(Stored data)
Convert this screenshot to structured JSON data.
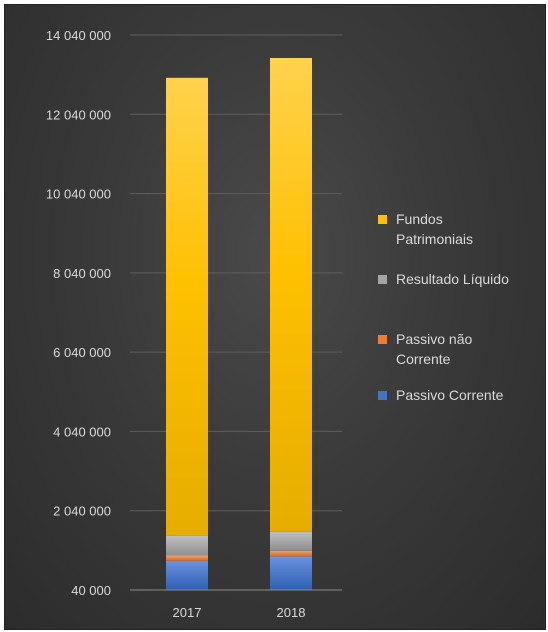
{
  "chart_data": {
    "type": "bar",
    "stacked": true,
    "title": "",
    "xlabel": "",
    "ylabel": "",
    "categories": [
      "2017",
      "2018"
    ],
    "ylim": [
      40000,
      14040000
    ],
    "yticks": [
      40000,
      2040000,
      4040000,
      6040000,
      8040000,
      10040000,
      12040000,
      14040000
    ],
    "ytick_labels": [
      "40 000",
      "2 040 000",
      "4 040 000",
      "6 040 000",
      "8 040 000",
      "10 040 000",
      "12 040 000",
      "14 040 000"
    ],
    "grid": true,
    "legend_position": "right",
    "series": [
      {
        "name": "Passivo Corrente",
        "color": "#4472c4",
        "values": [
          740000,
          850000
        ]
      },
      {
        "name": "Passivo não Corrente",
        "color": "#ed7d31",
        "values": [
          130000,
          140000
        ]
      },
      {
        "name": "Resultado Líquido",
        "color": "#a5a5a5",
        "values": [
          500000,
          480000
        ]
      },
      {
        "name": "Fundos Patrimoniais",
        "color": "#ffc000",
        "values": [
          11550000,
          11950000
        ]
      }
    ],
    "legend_order": [
      {
        "series": 3,
        "lines": [
          "Fundos",
          "Patrimoniais"
        ]
      },
      {
        "series": 2,
        "lines": [
          "Resultado Líquido"
        ]
      },
      {
        "series": 1,
        "lines": [
          "Passivo não",
          "Corrente"
        ]
      },
      {
        "series": 0,
        "lines": [
          "Passivo Corrente"
        ]
      }
    ]
  }
}
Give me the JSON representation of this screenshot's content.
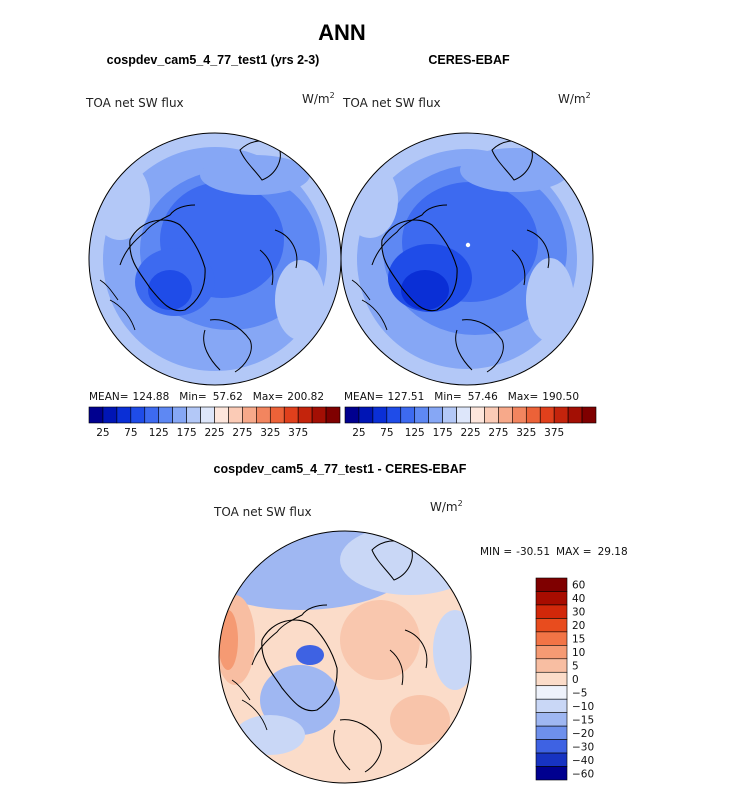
{
  "title": "ANN",
  "colors": {
    "cool_scale": [
      "#00008f",
      "#0015b5",
      "#0a2fd6",
      "#1f4ce8",
      "#3d6af0",
      "#5e88f3",
      "#86a7f5",
      "#b3c8f7",
      "#dde6fa"
    ],
    "warm_scale": [
      "#fde6dc",
      "#fbcbb6",
      "#f7a98a",
      "#f2855f",
      "#ec6238",
      "#e0401c",
      "#c4240c",
      "#a30f04",
      "#7f0000"
    ],
    "coast": "#000000",
    "background": "#ffffff"
  },
  "panels": [
    {
      "heading": "cospdev_cam5_4_77_test1 (yrs 2-3)",
      "label": "TOA net SW flux",
      "units": "W/m",
      "units_sup": "2",
      "stats": {
        "mean_label": "MEAN=",
        "mean": "124.88",
        "min_label": "Min=",
        "min": "57.62",
        "max_label": "Max=",
        "max": "200.82"
      },
      "colorbar_ticks": [
        "25",
        "75",
        "125",
        "175",
        "225",
        "275",
        "325",
        "375"
      ]
    },
    {
      "heading": "CERES-EBAF",
      "label": "TOA net SW flux",
      "units": "W/m",
      "units_sup": "2",
      "stats": {
        "mean_label": "MEAN=",
        "mean": "127.51",
        "min_label": "Min=",
        "min": "57.46",
        "max_label": "Max=",
        "max": "190.50"
      },
      "colorbar_ticks": [
        "25",
        "75",
        "125",
        "175",
        "225",
        "275",
        "325",
        "375"
      ]
    }
  ],
  "diff_panel": {
    "heading": "cospdev_cam5_4_77_test1 - CERES-EBAF",
    "label": "TOA net SW flux",
    "units": "W/m",
    "units_sup": "2",
    "stats": {
      "min_label": "MIN =",
      "min": "-30.51",
      "max_label": "MAX =",
      "max": "29.18"
    },
    "colorbar_ticks": [
      "60",
      "40",
      "30",
      "20",
      "15",
      "10",
      "5",
      "0",
      "−5",
      "−10",
      "−15",
      "−20",
      "−30",
      "−40",
      "−60"
    ],
    "colorbar_colors": [
      "#7f0000",
      "#a80c00",
      "#d2280a",
      "#e84c1e",
      "#f27446",
      "#f59a73",
      "#f8bea2",
      "#fbdcc9",
      "#eef2fb",
      "#c9d7f6",
      "#9fb7f2",
      "#6e90ec",
      "#3e62e3",
      "#1733c2",
      "#00008f"
    ]
  }
}
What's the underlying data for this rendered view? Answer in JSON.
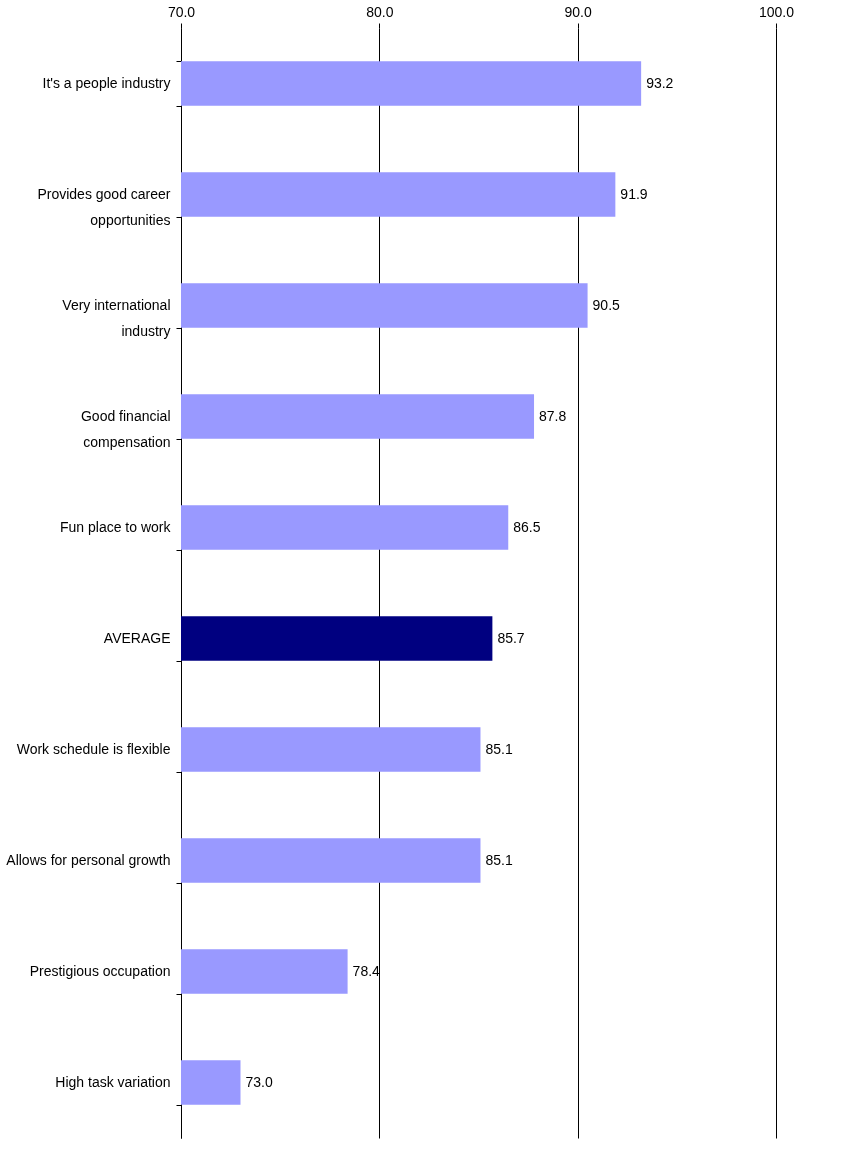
{
  "chart_data": {
    "type": "bar",
    "orientation": "horizontal",
    "categories": [
      "It's a people industry",
      "Provides good career opportunities",
      "Very international industry",
      "Good financial compensation",
      "Fun place to work",
      "AVERAGE",
      "Work schedule is flexible",
      "Allows for personal growth",
      "Prestigious occupation",
      "High task variation"
    ],
    "values": [
      93.2,
      91.9,
      90.5,
      87.8,
      86.5,
      85.7,
      85.1,
      85.1,
      78.4,
      73.0
    ],
    "colors": [
      "#9999ff",
      "#9999ff",
      "#9999ff",
      "#9999ff",
      "#9999ff",
      "#000080",
      "#9999ff",
      "#9999ff",
      "#9999ff",
      "#9999ff"
    ],
    "xlim": [
      70,
      100
    ],
    "xticks": [
      {
        "value": 70,
        "label": "70.0"
      },
      {
        "value": 80,
        "label": "80.0"
      },
      {
        "value": 90,
        "label": "90.0"
      },
      {
        "value": 100,
        "label": "100.0"
      }
    ],
    "value_labels": [
      "93.2",
      "91.9",
      "90.5",
      "87.8",
      "86.5",
      "85.7",
      "85.1",
      "85.1",
      "78.4",
      "73.0"
    ],
    "grid": "x"
  }
}
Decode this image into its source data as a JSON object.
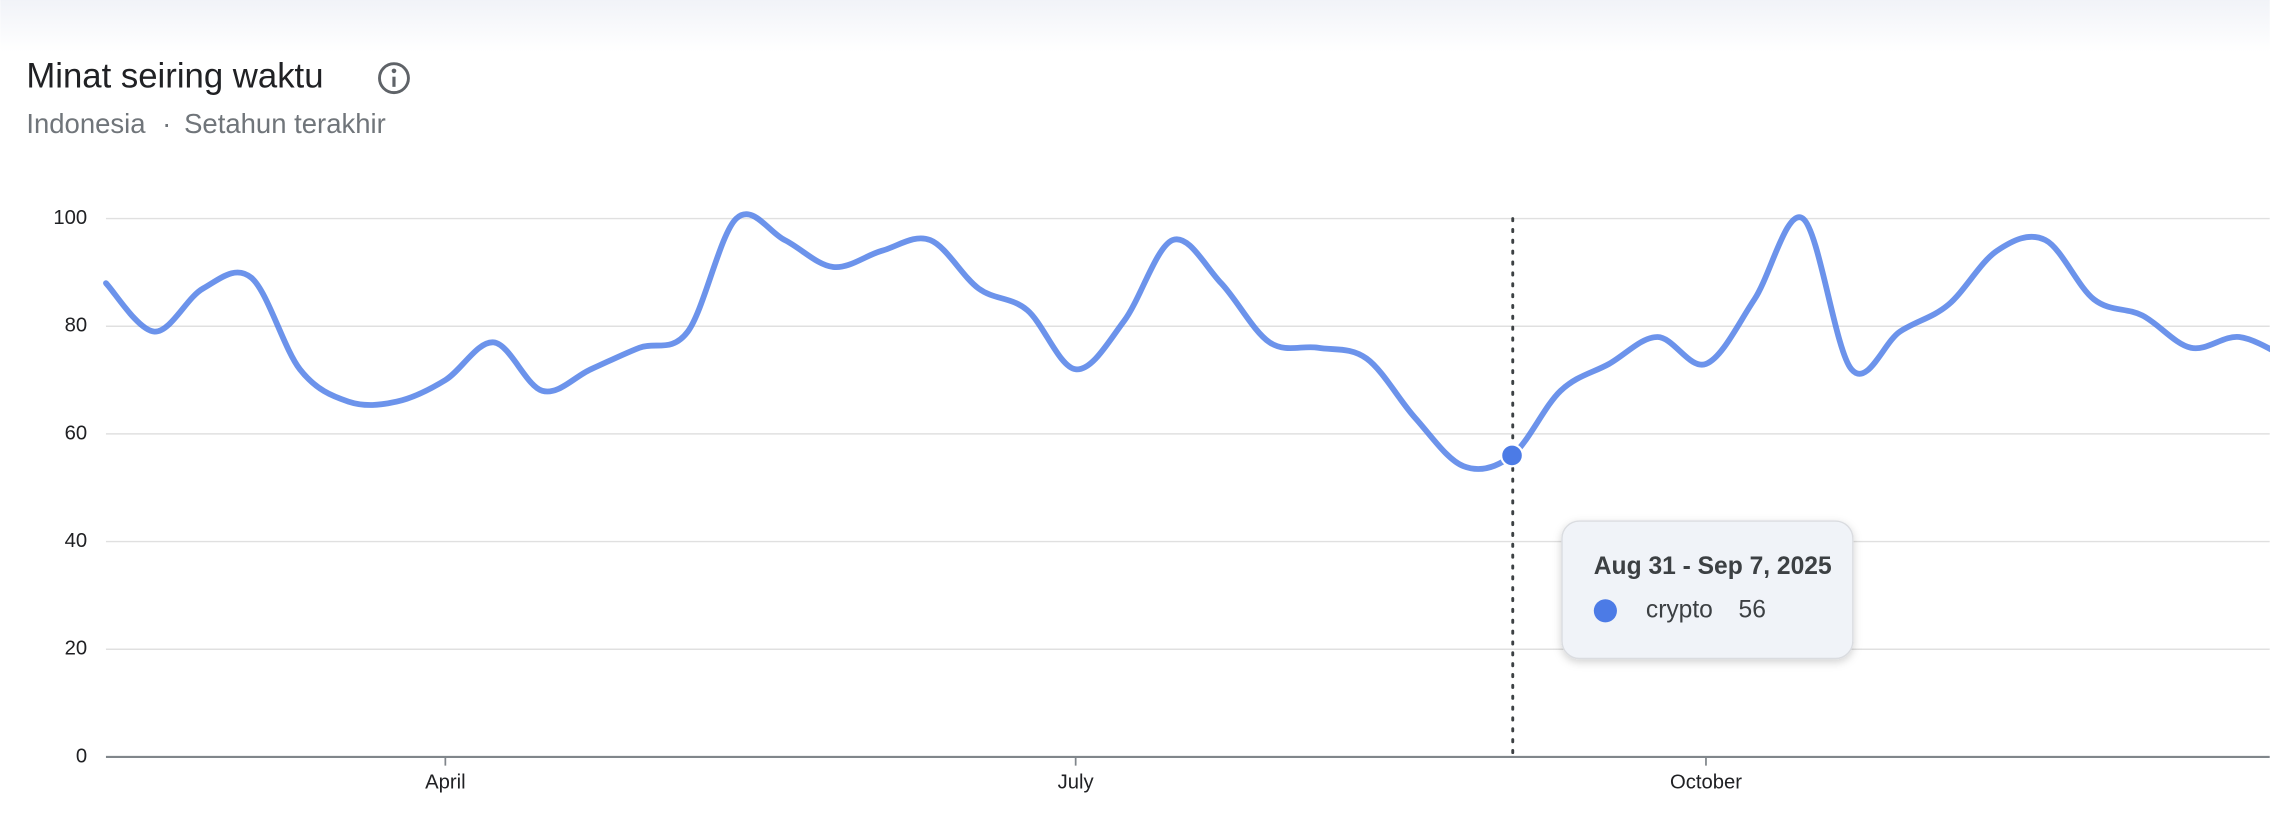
{
  "chart_data": {
    "type": "line",
    "title": "Minat seiring waktu",
    "subtitle": [
      "Indonesia",
      "·",
      "Setahun terakhir"
    ],
    "categories": [
      null,
      null,
      null,
      null,
      null,
      null,
      null,
      "April",
      null,
      null,
      null,
      null,
      null,
      null,
      null,
      null,
      null,
      null,
      null,
      null,
      "July",
      null,
      null,
      null,
      null,
      null,
      null,
      null,
      null,
      null,
      null,
      null,
      null,
      "October",
      null,
      null,
      null,
      null,
      null,
      null,
      null,
      null,
      null,
      null,
      null,
      null
    ],
    "series": [
      {
        "name": "crypto",
        "color": "#4c7be6",
        "values": [
          88,
          79,
          87,
          89,
          72,
          66,
          66,
          70,
          77,
          68,
          72,
          76,
          79,
          100,
          96,
          91,
          94,
          96,
          87,
          83,
          72,
          81,
          96,
          88,
          77,
          76,
          74,
          63,
          54,
          56,
          68,
          73,
          78,
          73,
          85,
          100,
          72,
          79,
          84,
          94,
          96,
          85,
          82,
          76,
          78,
          74
        ]
      }
    ],
    "ylim": [
      0,
      100
    ],
    "yticks": [
      0,
      20,
      40,
      60,
      80,
      100
    ],
    "grid": true,
    "tooltip_label": "Aug 31 - Sep 7, 2025"
  }
}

- _GOAL_: Without including the pictures, reproduce all entries exactly.

- _TASK OUTPUT_:
Convert this screenshot to structured JSON data.
{
  "chart_data": {
    "type": "bar",
    "stacked": true,
    "title": "",
    "xlabel": "",
    "ylabel": "",
    "categories": [
      "2017",
      "2018"
    ],
    "ylim": [
      40000,
      14040000
    ],
    "yticks": [
      40000,
      2040000,
      4040000,
      6040000,
      8040000,
      10040000,
      12040000,
      14040000
    ],
    "ytick_labels": [
      "40 000",
      "2 040 000",
      "4 040 000",
      "6 040 000",
      "8 040 000",
      "10 040 000",
      "12 040 000",
      "14 040 000"
    ],
    "grid": true,
    "legend_position": "right",
    "series": [
      {
        "name": "Passivo Corrente",
        "color": "#4472c4",
        "values": [
          740000,
          850000
        ]
      },
      {
        "name": "Passivo não Corrente",
        "color": "#ed7d31",
        "values": [
          130000,
          140000
        ]
      },
      {
        "name": "Resultado Líquido",
        "color": "#a5a5a5",
        "values": [
          500000,
          480000
        ]
      },
      {
        "name": "Fundos Patrimoniais",
        "color": "#ffc000",
        "values": [
          11550000,
          11950000
        ]
      }
    ],
    "legend_order": [
      {
        "series": 3,
        "lines": [
          "Fundos",
          "Patrimoniais"
        ]
      },
      {
        "series": 2,
        "lines": [
          "Resultado Líquido"
        ]
      },
      {
        "series": 1,
        "lines": [
          "Passivo não",
          "Corrente"
        ]
      },
      {
        "series": 0,
        "lines": [
          "Passivo Corrente"
        ]
      }
    ]
  }
}
Give me the JSON representation of this screenshot's content.
{
  "title": "ANN",
  "colors": {
    "cool_scale": [
      "#00008f",
      "#0015b5",
      "#0a2fd6",
      "#1f4ce8",
      "#3d6af0",
      "#5e88f3",
      "#86a7f5",
      "#b3c8f7",
      "#dde6fa"
    ],
    "warm_scale": [
      "#fde6dc",
      "#fbcbb6",
      "#f7a98a",
      "#f2855f",
      "#ec6238",
      "#e0401c",
      "#c4240c",
      "#a30f04",
      "#7f0000"
    ],
    "coast": "#000000",
    "background": "#ffffff"
  },
  "panels": [
    {
      "heading": "cospdev_cam5_4_77_test1 (yrs 2-3)",
      "label": "TOA net SW flux",
      "units": "W/m",
      "units_sup": "2",
      "stats": {
        "mean_label": "MEAN=",
        "mean": "124.88",
        "min_label": "Min=",
        "min": "57.62",
        "max_label": "Max=",
        "max": "200.82"
      },
      "colorbar_ticks": [
        "25",
        "75",
        "125",
        "175",
        "225",
        "275",
        "325",
        "375"
      ]
    },
    {
      "heading": "CERES-EBAF",
      "label": "TOA net SW flux",
      "units": "W/m",
      "units_sup": "2",
      "stats": {
        "mean_label": "MEAN=",
        "mean": "127.51",
        "min_label": "Min=",
        "min": "57.46",
        "max_label": "Max=",
        "max": "190.50"
      },
      "colorbar_ticks": [
        "25",
        "75",
        "125",
        "175",
        "225",
        "275",
        "325",
        "375"
      ]
    }
  ],
  "diff_panel": {
    "heading": "cospdev_cam5_4_77_test1 - CERES-EBAF",
    "label": "TOA net SW flux",
    "units": "W/m",
    "units_sup": "2",
    "stats": {
      "min_label": "MIN =",
      "min": "-30.51",
      "max_label": "MAX =",
      "max": "29.18"
    },
    "colorbar_ticks": [
      "60",
      "40",
      "30",
      "20",
      "15",
      "10",
      "5",
      "0",
      "−5",
      "−10",
      "−15",
      "−20",
      "−30",
      "−40",
      "−60"
    ],
    "colorbar_colors": [
      "#7f0000",
      "#a80c00",
      "#d2280a",
      "#e84c1e",
      "#f27446",
      "#f59a73",
      "#f8bea2",
      "#fbdcc9",
      "#eef2fb",
      "#c9d7f6",
      "#9fb7f2",
      "#6e90ec",
      "#3e62e3",
      "#1733c2",
      "#00008f"
    ]
  }
}
What's the underlying data for this rendered view? Answer in JSON.
{
  "chart_data": {
    "type": "bar",
    "orientation": "horizontal",
    "categories": [
      "It's a people industry",
      "Provides good career opportunities",
      "Very international industry",
      "Good financial compensation",
      "Fun place to work",
      "AVERAGE",
      "Work schedule is flexible",
      "Allows for personal growth",
      "Prestigious occupation",
      "High task variation"
    ],
    "values": [
      93.2,
      91.9,
      90.5,
      87.8,
      86.5,
      85.7,
      85.1,
      85.1,
      78.4,
      73.0
    ],
    "colors": [
      "#9999ff",
      "#9999ff",
      "#9999ff",
      "#9999ff",
      "#9999ff",
      "#000080",
      "#9999ff",
      "#9999ff",
      "#9999ff",
      "#9999ff"
    ],
    "xlim": [
      70,
      100
    ],
    "xticks": [
      {
        "value": 70,
        "label": "70.0"
      },
      {
        "value": 80,
        "label": "80.0"
      },
      {
        "value": 90,
        "label": "90.0"
      },
      {
        "value": 100,
        "label": "100.0"
      }
    ],
    "value_labels": [
      "93.2",
      "91.9",
      "90.5",
      "87.8",
      "86.5",
      "85.7",
      "85.1",
      "85.1",
      "78.4",
      "73.0"
    ],
    "grid": "x"
  }
}
Decode this image into its source data as a JSON object.
{
  "chart_data": {
    "type": "line",
    "title": "Minat seiring waktu",
    "subtitle": [
      "Indonesia",
      "·",
      "Setahun terakhir"
    ],
    "categories": [
      null,
      null,
      null,
      null,
      null,
      null,
      null,
      "April",
      null,
      null,
      null,
      null,
      null,
      null,
      null,
      null,
      null,
      null,
      null,
      null,
      "July",
      null,
      null,
      null,
      null,
      null,
      null,
      null,
      null,
      null,
      null,
      null,
      null,
      "October",
      null,
      null,
      null,
      null,
      null,
      null,
      null,
      null,
      null,
      null,
      null,
      null
    ],
    "series": [
      {
        "name": "crypto",
        "color": "#4c7be6",
        "values": [
          88,
          79,
          87,
          89,
          72,
          66,
          66,
          70,
          77,
          68,
          72,
          76,
          79,
          100,
          96,
          91,
          94,
          96,
          87,
          83,
          72,
          81,
          96,
          88,
          77,
          76,
          74,
          63,
          54,
          56,
          68,
          73,
          78,
          73,
          85,
          100,
          72,
          79,
          84,
          94,
          96,
          85,
          82,
          76,
          78,
          74
        ]
      }
    ],
    "ylim": [
      0,
      100
    ],
    "yticks": [
      0,
      20,
      40,
      60,
      80,
      100
    ],
    "grid": true,
    "tooltip_label": "Aug 31 - Sep 7, 2025"
  }
}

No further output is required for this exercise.